◆ JOB ◆
Every record should be written out exactly, with the pictures left out.
** Begin LISTED ENTRIES **
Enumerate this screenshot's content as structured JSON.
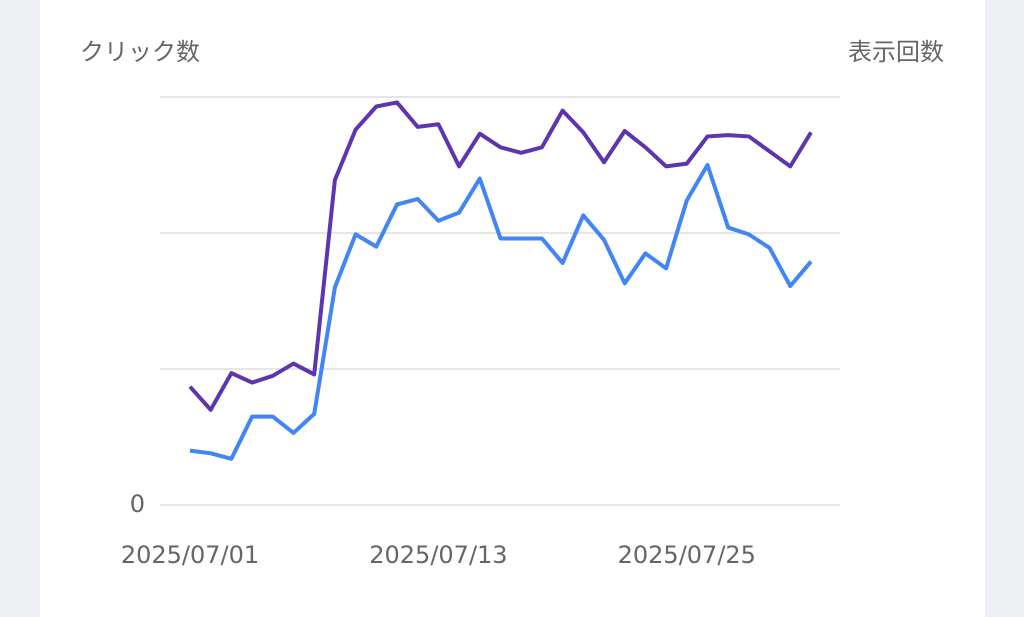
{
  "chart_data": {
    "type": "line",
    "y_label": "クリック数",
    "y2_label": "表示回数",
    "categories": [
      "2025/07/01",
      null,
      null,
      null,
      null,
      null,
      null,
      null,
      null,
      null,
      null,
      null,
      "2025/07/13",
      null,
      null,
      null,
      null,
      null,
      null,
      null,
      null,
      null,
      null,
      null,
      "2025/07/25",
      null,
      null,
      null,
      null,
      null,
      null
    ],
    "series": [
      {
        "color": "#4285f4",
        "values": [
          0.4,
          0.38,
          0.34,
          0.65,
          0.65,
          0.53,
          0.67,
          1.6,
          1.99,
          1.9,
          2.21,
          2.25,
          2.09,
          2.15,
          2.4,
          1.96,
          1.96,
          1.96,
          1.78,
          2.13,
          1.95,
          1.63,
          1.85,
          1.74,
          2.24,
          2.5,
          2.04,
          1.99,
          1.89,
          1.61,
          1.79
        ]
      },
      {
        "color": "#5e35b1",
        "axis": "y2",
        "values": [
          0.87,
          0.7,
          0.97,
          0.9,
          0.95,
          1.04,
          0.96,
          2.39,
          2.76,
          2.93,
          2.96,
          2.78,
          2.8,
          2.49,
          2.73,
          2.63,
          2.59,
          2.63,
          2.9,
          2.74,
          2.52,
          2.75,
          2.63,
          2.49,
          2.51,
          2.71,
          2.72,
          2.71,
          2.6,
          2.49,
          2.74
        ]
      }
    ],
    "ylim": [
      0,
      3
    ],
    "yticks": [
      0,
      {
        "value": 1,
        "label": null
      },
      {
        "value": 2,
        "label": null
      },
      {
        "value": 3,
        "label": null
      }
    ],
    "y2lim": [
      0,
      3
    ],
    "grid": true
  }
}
** End LISTED ENTRIES **
◆ EXERCISE ANSWER ◆
Enumerate this screenshot's content as structured JSON.
{
  "chart_data": {
    "type": "line",
    "y_label": "クリック数",
    "y2_label": "表示回数",
    "categories": [
      "2025/07/01",
      null,
      null,
      null,
      null,
      null,
      null,
      null,
      null,
      null,
      null,
      null,
      "2025/07/13",
      null,
      null,
      null,
      null,
      null,
      null,
      null,
      null,
      null,
      null,
      null,
      "2025/07/25",
      null,
      null,
      null,
      null,
      null,
      null
    ],
    "series": [
      {
        "color": "#4285f4",
        "values": [
          0.4,
          0.38,
          0.34,
          0.65,
          0.65,
          0.53,
          0.67,
          1.6,
          1.99,
          1.9,
          2.21,
          2.25,
          2.09,
          2.15,
          2.4,
          1.96,
          1.96,
          1.96,
          1.78,
          2.13,
          1.95,
          1.63,
          1.85,
          1.74,
          2.24,
          2.5,
          2.04,
          1.99,
          1.89,
          1.61,
          1.79
        ]
      },
      {
        "color": "#5e35b1",
        "axis": "y2",
        "values": [
          0.87,
          0.7,
          0.97,
          0.9,
          0.95,
          1.04,
          0.96,
          2.39,
          2.76,
          2.93,
          2.96,
          2.78,
          2.8,
          2.49,
          2.73,
          2.63,
          2.59,
          2.63,
          2.9,
          2.74,
          2.52,
          2.75,
          2.63,
          2.49,
          2.51,
          2.71,
          2.72,
          2.71,
          2.6,
          2.49,
          2.74
        ]
      }
    ],
    "ylim": [
      0,
      3
    ],
    "yticks": [
      0,
      {
        "value": 1,
        "label": null
      },
      {
        "value": 2,
        "label": null
      },
      {
        "value": 3,
        "label": null
      }
    ],
    "y2lim": [
      0,
      3
    ],
    "grid": true
  }
}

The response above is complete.